** START Records for processing **

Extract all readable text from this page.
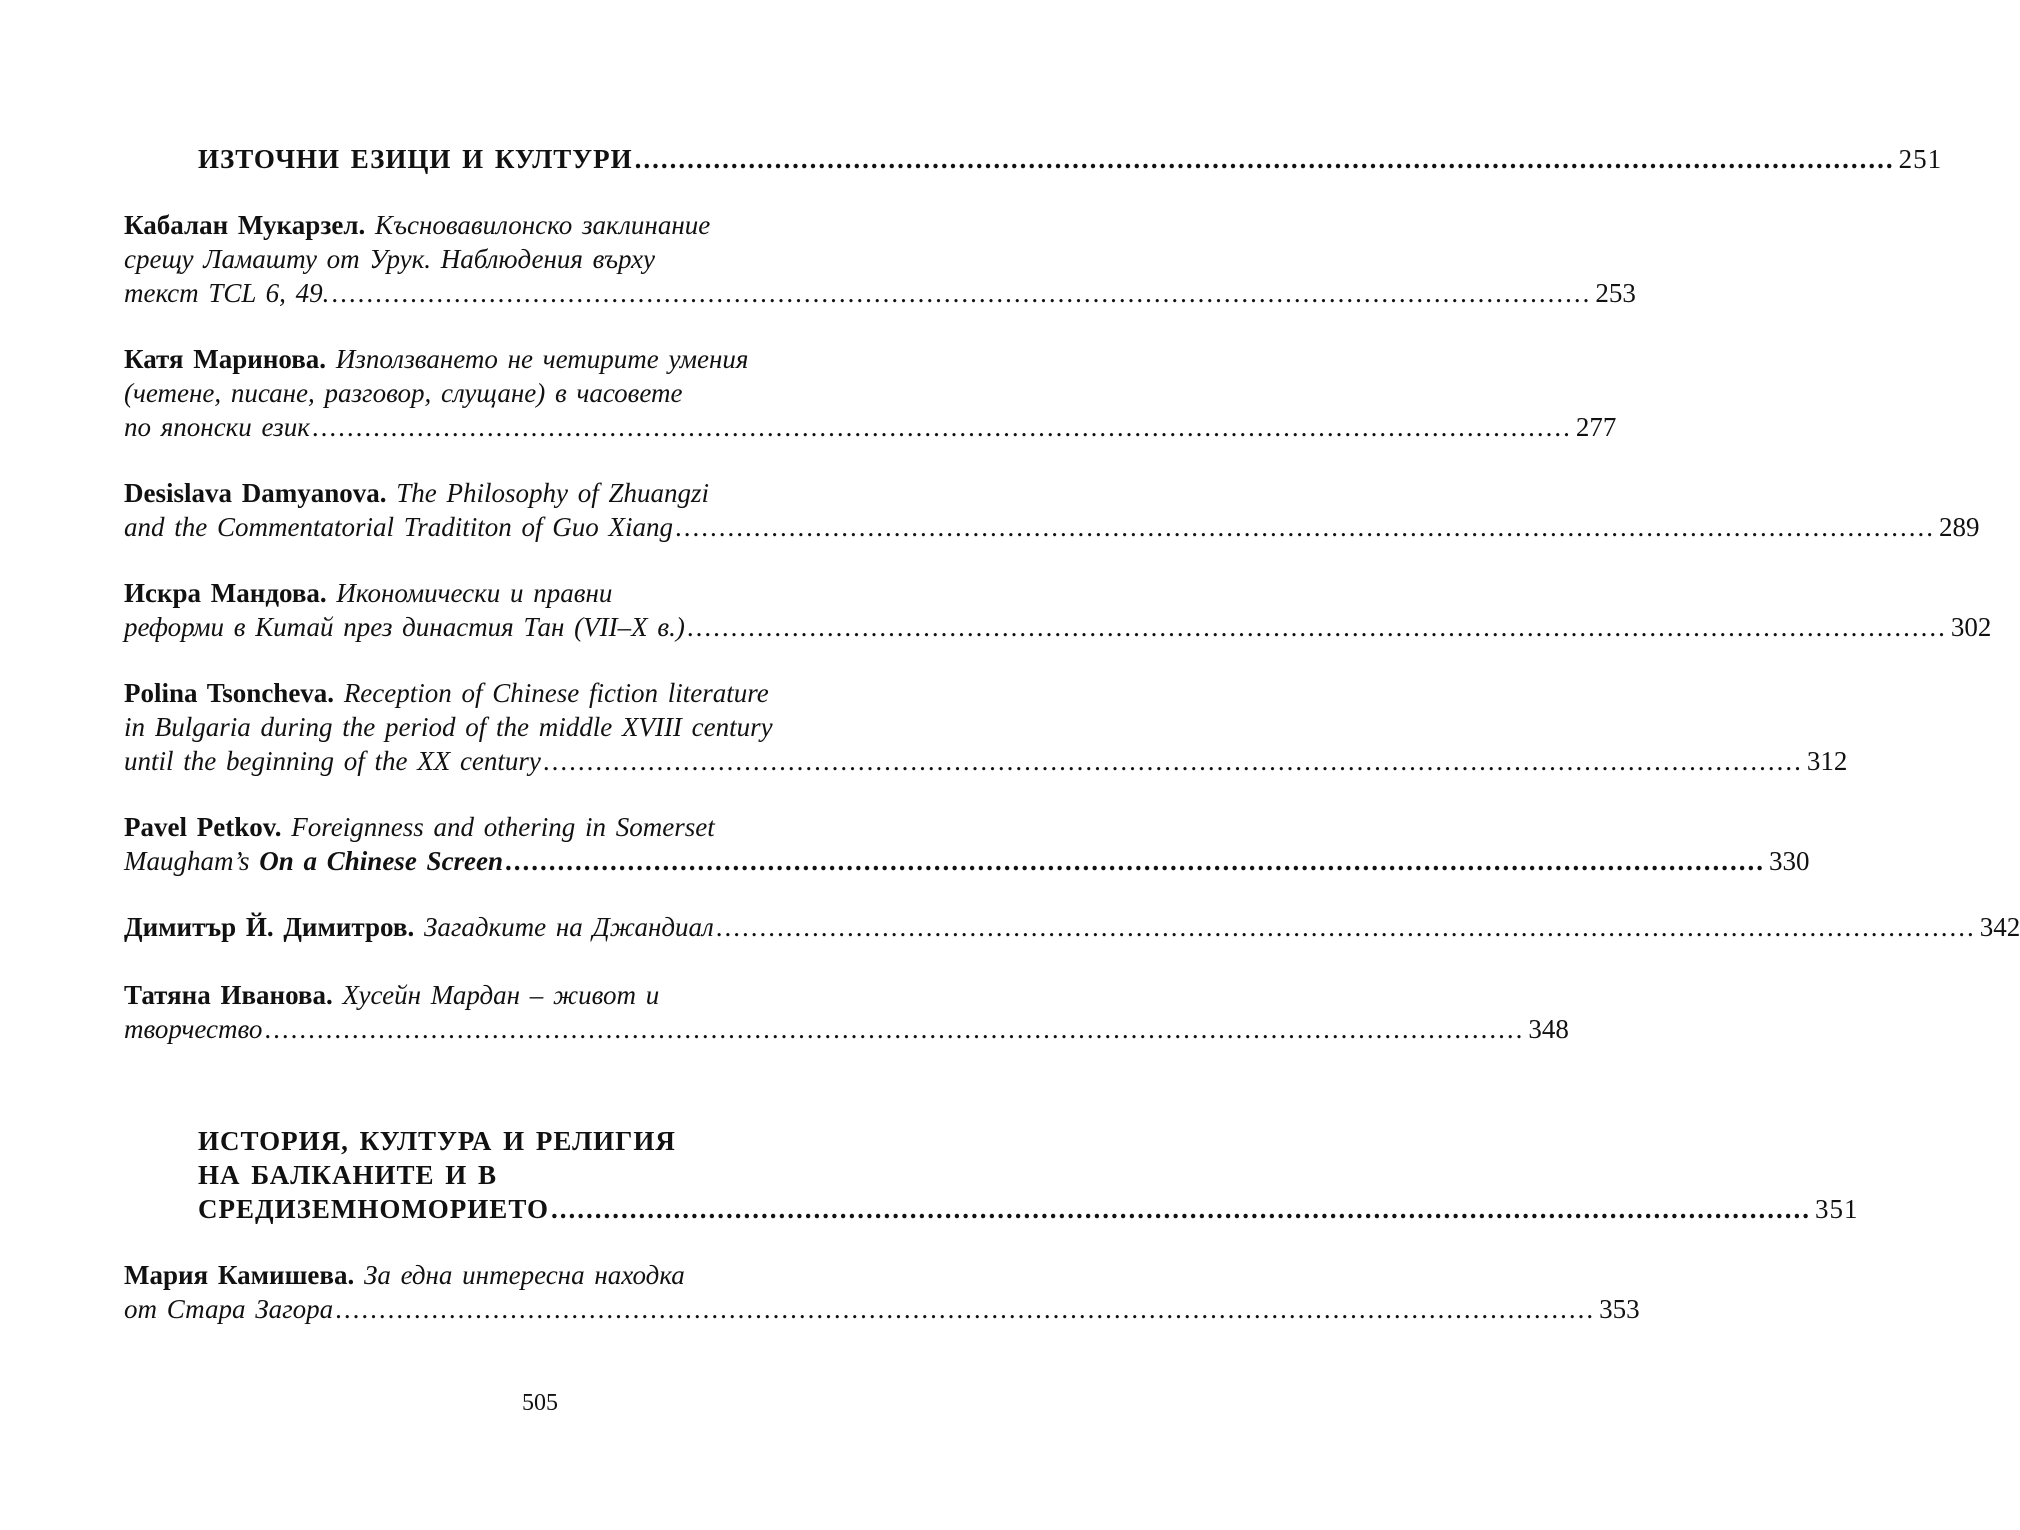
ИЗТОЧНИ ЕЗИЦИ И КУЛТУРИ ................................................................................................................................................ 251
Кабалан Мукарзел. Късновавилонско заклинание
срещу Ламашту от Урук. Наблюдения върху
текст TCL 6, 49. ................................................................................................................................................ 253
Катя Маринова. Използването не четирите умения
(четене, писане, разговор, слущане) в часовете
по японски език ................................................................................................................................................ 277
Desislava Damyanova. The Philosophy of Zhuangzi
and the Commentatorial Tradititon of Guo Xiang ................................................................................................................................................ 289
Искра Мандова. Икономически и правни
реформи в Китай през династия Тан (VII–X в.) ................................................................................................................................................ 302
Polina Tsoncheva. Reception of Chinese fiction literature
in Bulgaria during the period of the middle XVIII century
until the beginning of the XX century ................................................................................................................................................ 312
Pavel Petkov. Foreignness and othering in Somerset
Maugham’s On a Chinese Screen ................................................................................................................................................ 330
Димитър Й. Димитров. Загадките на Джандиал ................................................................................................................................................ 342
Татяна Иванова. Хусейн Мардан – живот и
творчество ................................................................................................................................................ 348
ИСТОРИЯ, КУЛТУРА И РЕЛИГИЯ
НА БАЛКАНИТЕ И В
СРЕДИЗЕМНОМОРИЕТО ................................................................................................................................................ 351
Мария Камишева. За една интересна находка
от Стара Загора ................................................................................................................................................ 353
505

** END Records for processing **

Problem: Each entry should be repeated exactly as it appears; the pictures stay out.

Finished answer:
Extract all readable text from this page.
ИЗТОЧНИ ЕЗИЦИ И КУЛТУРИ ................................................................................................................................................ 251
Кабалан Мукарзел. Късновавилонско заклинание
срещу Ламашту от Урук. Наблюдения върху
текст TCL 6, 49. ................................................................................................................................................ 253
Катя Маринова. Използването не четирите умения
(четене, писане, разговор, слущане) в часовете
по японски език ................................................................................................................................................ 277
Desislava Damyanova. The Philosophy of Zhuangzi
and the Commentatorial Tradititon of Guo Xiang ................................................................................................................................................ 289
Искра Мандова. Икономически и правни
реформи в Китай през династия Тан (VII–X в.) ................................................................................................................................................ 302
Polina Tsoncheva. Reception of Chinese fiction literature
in Bulgaria during the period of the middle XVIII century
until the beginning of the XX century ................................................................................................................................................ 312
Pavel Petkov. Foreignness and othering in Somerset
Maugham’s On a Chinese Screen ................................................................................................................................................ 330
Димитър Й. Димитров. Загадките на Джандиал ................................................................................................................................................ 342
Татяна Иванова. Хусейн Мардан – живот и
творчество ................................................................................................................................................ 348
ИСТОРИЯ, КУЛТУРА И РЕЛИГИЯ
НА БАЛКАНИТЕ И В
СРЕДИЗЕМНОМОРИЕТО ................................................................................................................................................ 351
Мария Камишева. За една интересна находка
от Стара Загора ................................................................................................................................................ 353
505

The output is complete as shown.